- AIM OF THE TASK:
Please list all lines of the material below in which the string "Median" occurs.

[Records from a collection]

'''

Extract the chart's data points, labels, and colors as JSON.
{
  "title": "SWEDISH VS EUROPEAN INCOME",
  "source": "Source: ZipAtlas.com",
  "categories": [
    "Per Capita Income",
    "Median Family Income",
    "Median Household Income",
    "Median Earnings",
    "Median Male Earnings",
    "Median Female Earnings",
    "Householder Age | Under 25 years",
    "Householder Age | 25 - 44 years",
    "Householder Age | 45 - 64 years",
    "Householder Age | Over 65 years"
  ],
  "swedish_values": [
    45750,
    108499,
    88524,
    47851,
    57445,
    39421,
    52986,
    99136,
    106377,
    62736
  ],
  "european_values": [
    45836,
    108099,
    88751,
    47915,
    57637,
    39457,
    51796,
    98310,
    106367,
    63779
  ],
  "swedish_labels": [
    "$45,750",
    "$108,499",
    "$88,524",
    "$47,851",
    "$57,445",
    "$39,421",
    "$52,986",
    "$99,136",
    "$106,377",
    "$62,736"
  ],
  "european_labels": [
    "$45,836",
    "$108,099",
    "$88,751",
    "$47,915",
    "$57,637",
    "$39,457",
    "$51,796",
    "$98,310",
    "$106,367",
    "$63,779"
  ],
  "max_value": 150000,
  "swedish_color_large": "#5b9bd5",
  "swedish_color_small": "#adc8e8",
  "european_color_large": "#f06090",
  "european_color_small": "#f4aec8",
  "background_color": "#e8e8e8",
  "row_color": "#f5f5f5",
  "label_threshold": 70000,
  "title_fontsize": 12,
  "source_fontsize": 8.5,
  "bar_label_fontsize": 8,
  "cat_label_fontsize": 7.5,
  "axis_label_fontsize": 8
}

'''

- EXERCISE ANSWER:
    "Median Family Income",
    "Median Household Income",
    "Median Earnings",
    "Median Male Earnings",
    "Median Female Earnings",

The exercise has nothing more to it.